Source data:
____

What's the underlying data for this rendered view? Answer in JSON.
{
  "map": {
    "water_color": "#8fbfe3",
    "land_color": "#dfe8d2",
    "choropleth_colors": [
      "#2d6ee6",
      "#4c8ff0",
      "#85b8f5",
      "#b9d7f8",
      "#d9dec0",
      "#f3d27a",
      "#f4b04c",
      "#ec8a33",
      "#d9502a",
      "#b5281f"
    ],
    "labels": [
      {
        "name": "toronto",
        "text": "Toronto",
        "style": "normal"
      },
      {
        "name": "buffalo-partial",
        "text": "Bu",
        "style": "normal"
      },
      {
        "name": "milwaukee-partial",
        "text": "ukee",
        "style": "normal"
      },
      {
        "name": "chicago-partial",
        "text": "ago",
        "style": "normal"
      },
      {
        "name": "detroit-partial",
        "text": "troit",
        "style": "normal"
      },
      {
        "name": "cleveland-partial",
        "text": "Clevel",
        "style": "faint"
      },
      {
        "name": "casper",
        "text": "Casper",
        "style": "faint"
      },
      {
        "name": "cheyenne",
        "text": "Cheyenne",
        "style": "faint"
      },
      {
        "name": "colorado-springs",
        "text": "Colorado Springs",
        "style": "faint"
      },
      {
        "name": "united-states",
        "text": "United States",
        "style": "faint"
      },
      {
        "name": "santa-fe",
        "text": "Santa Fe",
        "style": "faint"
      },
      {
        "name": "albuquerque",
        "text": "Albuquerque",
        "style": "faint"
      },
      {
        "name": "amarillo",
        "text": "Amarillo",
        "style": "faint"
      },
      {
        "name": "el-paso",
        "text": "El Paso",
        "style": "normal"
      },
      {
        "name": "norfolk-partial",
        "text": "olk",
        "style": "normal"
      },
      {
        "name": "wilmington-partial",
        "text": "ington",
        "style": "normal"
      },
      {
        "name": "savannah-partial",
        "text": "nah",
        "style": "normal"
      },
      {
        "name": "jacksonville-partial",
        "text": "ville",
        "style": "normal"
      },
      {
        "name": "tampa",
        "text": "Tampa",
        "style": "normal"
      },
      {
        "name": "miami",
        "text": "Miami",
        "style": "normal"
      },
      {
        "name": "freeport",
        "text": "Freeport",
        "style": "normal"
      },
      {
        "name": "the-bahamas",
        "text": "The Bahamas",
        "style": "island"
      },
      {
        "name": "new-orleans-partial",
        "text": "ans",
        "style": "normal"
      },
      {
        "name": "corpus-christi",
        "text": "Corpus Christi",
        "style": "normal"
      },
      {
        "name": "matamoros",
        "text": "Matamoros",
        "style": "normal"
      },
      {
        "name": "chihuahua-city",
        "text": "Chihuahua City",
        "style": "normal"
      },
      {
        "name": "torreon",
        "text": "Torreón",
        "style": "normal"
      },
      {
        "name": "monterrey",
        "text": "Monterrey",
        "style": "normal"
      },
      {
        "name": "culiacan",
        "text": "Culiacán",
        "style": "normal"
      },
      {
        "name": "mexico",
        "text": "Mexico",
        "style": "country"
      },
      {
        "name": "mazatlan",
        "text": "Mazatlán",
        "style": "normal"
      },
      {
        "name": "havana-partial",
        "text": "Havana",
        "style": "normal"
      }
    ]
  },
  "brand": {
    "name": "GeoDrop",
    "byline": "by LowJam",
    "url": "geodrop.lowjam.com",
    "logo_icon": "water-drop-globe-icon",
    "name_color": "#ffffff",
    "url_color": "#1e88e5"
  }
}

____

GOAL: Copy all of the data. Keep every word exactly as it is.

RESULT OF THIS TASK:
What's the underlying data for this rendered view? Answer in JSON.
{
  "map": {
    "water_color": "#8fbfe3",
    "land_color": "#dfe8d2",
    "choropleth_colors": [
      "#2d6ee6",
      "#4c8ff0",
      "#85b8f5",
      "#b9d7f8",
      "#d9dec0",
      "#f3d27a",
      "#f4b04c",
      "#ec8a33",
      "#d9502a",
      "#b5281f"
    ],
    "labels": [
      {
        "name": "toronto",
        "text": "Toronto",
        "style": "normal"
      },
      {
        "name": "buffalo-partial",
        "text": "Bu",
        "style": "normal"
      },
      {
        "name": "milwaukee-partial",
        "text": "ukee",
        "style": "normal"
      },
      {
        "name": "chicago-partial",
        "text": "ago",
        "style": "normal"
      },
      {
        "name": "detroit-partial",
        "text": "troit",
        "style": "normal"
      },
      {
        "name": "cleveland-partial",
        "text": "Clevel",
        "style": "faint"
      },
      {
        "name": "casper",
        "text": "Casper",
        "style": "faint"
      },
      {
        "name": "cheyenne",
        "text": "Cheyenne",
        "style": "faint"
      },
      {
        "name": "colorado-springs",
        "text": "Colorado Springs",
        "style": "faint"
      },
      {
        "name": "united-states",
        "text": "United States",
        "style": "faint"
      },
      {
        "name": "santa-fe",
        "text": "Santa Fe",
        "style": "faint"
      },
      {
        "name": "albuquerque",
        "text": "Albuquerque",
        "style": "faint"
      },
      {
        "name": "amarillo",
        "text": "Amarillo",
        "style": "faint"
      },
      {
        "name": "el-paso",
        "text": "El Paso",
        "style": "normal"
      },
      {
        "name": "norfolk-partial",
        "text": "olk",
        "style": "normal"
      },
      {
        "name": "wilmington-partial",
        "text": "ington",
        "style": "normal"
      },
      {
        "name": "savannah-partial",
        "text": "nah",
        "style": "normal"
      },
      {
        "name": "jacksonville-partial",
        "text": "ville",
        "style": "normal"
      },
      {
        "name": "tampa",
        "text": "Tampa",
        "style": "normal"
      },
      {
        "name": "miami",
        "text": "Miami",
        "style": "normal"
      },
      {
        "name": "freeport",
        "text": "Freeport",
        "style": "normal"
      },
      {
        "name": "the-bahamas",
        "text": "The Bahamas",
        "style": "island"
      },
      {
        "name": "new-orleans-partial",
        "text": "ans",
        "style": "normal"
      },
      {
        "name": "corpus-christi",
        "text": "Corpus Christi",
        "style": "normal"
      },
      {
        "name": "matamoros",
        "text": "Matamoros",
        "style": "normal"
      },
      {
        "name": "chihuahua-city",
        "text": "Chihuahua City",
        "style": "normal"
      },
      {
        "name": "torreon",
        "text": "Torreón",
        "style": "normal"
      },
      {
        "name": "monterrey",
        "text": "Monterrey",
        "style": "normal"
      },
      {
        "name": "culiacan",
        "text": "Culiacán",
        "style": "normal"
      },
      {
        "name": "mexico",
        "text": "Mexico",
        "style": "country"
      },
      {
        "name": "mazatlan",
        "text": "Mazatlán",
        "style": "normal"
      },
      {
        "name": "havana-partial",
        "text": "Havana",
        "style": "normal"
      }
    ]
  },
  "brand": {
    "name": "GeoDrop",
    "byline": "by LowJam",
    "url": "geodrop.lowjam.com",
    "logo_icon": "water-drop-globe-icon",
    "name_color": "#ffffff",
    "url_color": "#1e88e5"
  }
}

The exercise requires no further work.